Collected data entries:
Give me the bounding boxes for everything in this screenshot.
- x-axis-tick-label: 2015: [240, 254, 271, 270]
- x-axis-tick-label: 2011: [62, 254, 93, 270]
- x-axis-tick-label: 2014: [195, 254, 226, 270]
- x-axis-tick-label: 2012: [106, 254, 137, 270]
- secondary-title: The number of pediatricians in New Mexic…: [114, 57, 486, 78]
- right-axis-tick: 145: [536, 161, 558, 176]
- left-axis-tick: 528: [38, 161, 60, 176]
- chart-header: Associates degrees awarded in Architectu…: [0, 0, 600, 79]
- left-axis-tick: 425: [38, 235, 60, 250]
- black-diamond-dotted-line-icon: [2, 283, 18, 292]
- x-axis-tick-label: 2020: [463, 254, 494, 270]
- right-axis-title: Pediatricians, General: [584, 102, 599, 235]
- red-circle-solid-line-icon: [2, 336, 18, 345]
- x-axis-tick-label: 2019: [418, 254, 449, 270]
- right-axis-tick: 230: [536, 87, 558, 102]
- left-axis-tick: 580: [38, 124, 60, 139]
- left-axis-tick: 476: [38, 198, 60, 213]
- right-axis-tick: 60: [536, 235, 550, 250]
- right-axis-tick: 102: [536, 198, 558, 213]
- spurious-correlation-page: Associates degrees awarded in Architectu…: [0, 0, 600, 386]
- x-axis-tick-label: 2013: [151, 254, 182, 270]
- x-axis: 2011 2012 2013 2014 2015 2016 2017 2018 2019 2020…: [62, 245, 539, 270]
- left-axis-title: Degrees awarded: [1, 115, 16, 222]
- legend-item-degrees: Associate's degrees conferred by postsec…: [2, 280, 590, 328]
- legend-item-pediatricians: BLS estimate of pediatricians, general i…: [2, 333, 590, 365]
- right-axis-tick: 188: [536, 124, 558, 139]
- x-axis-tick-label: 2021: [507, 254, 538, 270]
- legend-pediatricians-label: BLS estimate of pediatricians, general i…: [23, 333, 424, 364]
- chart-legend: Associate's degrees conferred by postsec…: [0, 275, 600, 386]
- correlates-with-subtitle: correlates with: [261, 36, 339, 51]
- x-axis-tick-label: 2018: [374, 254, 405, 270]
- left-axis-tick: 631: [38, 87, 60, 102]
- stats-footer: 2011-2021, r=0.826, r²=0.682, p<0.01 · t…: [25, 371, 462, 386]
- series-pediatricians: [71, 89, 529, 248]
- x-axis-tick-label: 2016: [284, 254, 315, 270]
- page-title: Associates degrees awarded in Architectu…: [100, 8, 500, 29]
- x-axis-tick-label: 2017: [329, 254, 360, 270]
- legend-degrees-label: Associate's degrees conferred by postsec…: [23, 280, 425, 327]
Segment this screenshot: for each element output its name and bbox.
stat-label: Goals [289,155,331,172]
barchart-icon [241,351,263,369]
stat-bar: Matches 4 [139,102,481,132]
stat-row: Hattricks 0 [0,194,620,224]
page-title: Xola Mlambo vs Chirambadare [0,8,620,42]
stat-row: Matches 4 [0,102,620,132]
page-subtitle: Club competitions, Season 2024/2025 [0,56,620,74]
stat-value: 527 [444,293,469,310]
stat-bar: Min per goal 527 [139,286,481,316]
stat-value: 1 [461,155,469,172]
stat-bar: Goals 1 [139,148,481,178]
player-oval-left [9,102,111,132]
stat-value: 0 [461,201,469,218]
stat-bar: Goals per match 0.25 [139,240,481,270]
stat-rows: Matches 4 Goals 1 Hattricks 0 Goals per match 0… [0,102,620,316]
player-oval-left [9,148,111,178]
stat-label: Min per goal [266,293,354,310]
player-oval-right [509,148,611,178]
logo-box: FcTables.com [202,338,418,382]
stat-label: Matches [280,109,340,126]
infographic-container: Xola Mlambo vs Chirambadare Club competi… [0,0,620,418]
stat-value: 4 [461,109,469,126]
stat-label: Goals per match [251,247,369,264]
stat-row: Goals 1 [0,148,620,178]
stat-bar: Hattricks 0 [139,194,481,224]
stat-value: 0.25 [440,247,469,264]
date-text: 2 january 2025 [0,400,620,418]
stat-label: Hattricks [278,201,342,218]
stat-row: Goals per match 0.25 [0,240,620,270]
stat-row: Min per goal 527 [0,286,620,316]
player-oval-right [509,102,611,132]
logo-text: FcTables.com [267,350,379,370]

Exercise goal: Rewrite the rows, replacing "stat-value" with "stat-number" throughout and keeping everything else the same.

Finished exercise:
Give me the bounding boxes for everything in this screenshot.
- x-axis-tick-label: 2015: [240, 254, 271, 270]
- x-axis-tick-label: 2011: [62, 254, 93, 270]
- x-axis-tick-label: 2014: [195, 254, 226, 270]
- x-axis-tick-label: 2012: [106, 254, 137, 270]
- secondary-title: The number of pediatricians in New Mexic…: [114, 57, 486, 78]
- right-axis-tick: 145: [536, 161, 558, 176]
- left-axis-tick: 528: [38, 161, 60, 176]
- chart-header: Associates degrees awarded in Architectu…: [0, 0, 600, 79]
- left-axis-tick: 425: [38, 235, 60, 250]
- black-diamond-dotted-line-icon: [2, 283, 18, 292]
- x-axis-tick-label: 2020: [463, 254, 494, 270]
- right-axis-title: Pediatricians, General: [584, 102, 599, 235]
- red-circle-solid-line-icon: [2, 336, 18, 345]
- x-axis-tick-label: 2019: [418, 254, 449, 270]
- right-axis-tick: 230: [536, 87, 558, 102]
- left-axis-tick: 580: [38, 124, 60, 139]
- left-axis-tick: 476: [38, 198, 60, 213]
- right-axis-tick: 60: [536, 235, 550, 250]
- right-axis-tick: 102: [536, 198, 558, 213]
- spurious-correlation-page: Associates degrees awarded in Architectu…: [0, 0, 600, 386]
- x-axis-tick-label: 2013: [151, 254, 182, 270]
- x-axis: 2011 2012 2013 2014 2015 2016 2017 2018 2019 2020…: [62, 245, 539, 270]
- left-axis-title: Degrees awarded: [1, 115, 16, 222]
- legend-item-degrees: Associate's degrees conferred by postsec…: [2, 280, 590, 328]
- legend-item-pediatricians: BLS estimate of pediatricians, general i…: [2, 333, 590, 365]
- right-axis-tick: 188: [536, 124, 558, 139]
- x-axis-tick-label: 2021: [507, 254, 538, 270]
- legend-pediatricians-label: BLS estimate of pediatricians, general i…: [23, 333, 424, 364]
- chart-legend: Associate's degrees conferred by postsec…: [0, 275, 600, 386]
- correlates-with-subtitle: correlates with: [261, 36, 339, 51]
- x-axis-tick-label: 2018: [374, 254, 405, 270]
- left-axis-tick: 631: [38, 87, 60, 102]
- stats-footer: 2011-2021, r=0.826, r²=0.682, p<0.01 · t…: [25, 371, 462, 386]
- series-pediatricians: [71, 89, 529, 248]
- x-axis-tick-label: 2016: [284, 254, 315, 270]
- page-title: Associates degrees awarded in Architectu…: [100, 8, 500, 29]
- x-axis-tick-label: 2017: [329, 254, 360, 270]
- legend-degrees-label: Associate's degrees conferred by postsec…: [23, 280, 425, 327]
Segment this screenshot: for each element output its name and bbox.
stat-label: Goals [289,155,331,172]
barchart-icon [241,351,263,369]
stat-bar: Matches 4 [139,102,481,132]
stat-row: Hattricks 0 [0,194,620,224]
page-title: Xola Mlambo vs Chirambadare [0,8,620,42]
stat-row: Matches 4 [0,102,620,132]
page-subtitle: Club competitions, Season 2024/2025 [0,56,620,74]
stat-number: 527 [444,293,469,310]
stat-bar: Min per goal 527 [139,286,481,316]
stat-number: 1 [461,155,469,172]
stat-bar: Goals 1 [139,148,481,178]
player-oval-left [9,102,111,132]
stat-number: 0 [461,201,469,218]
stat-bar: Goals per match 0.25 [139,240,481,270]
stat-rows: Matches 4 Goals 1 Hattricks 0 Goals per match 0… [0,102,620,316]
player-oval-left [9,148,111,178]
stat-label: Min per goal [266,293,354,310]
player-oval-right [509,148,611,178]
logo-box: FcTables.com [202,338,418,382]
stat-label: Matches [280,109,340,126]
infographic-container: Xola Mlambo vs Chirambadare Club competi… [0,0,620,418]
stat-number: 4 [461,109,469,126]
stat-label: Goals per match [251,247,369,264]
stat-row: Goals 1 [0,148,620,178]
stat-bar: Hattricks 0 [139,194,481,224]
stat-number: 0.25 [440,247,469,264]
date-text: 2 january 2025 [0,400,620,418]
stat-label: Hattricks [278,201,342,218]
stat-row: Goals per match 0.25 [0,240,620,270]
stat-row: Min per goal 527 [0,286,620,316]
player-oval-right [509,102,611,132]
logo-text: FcTables.com [267,350,379,370]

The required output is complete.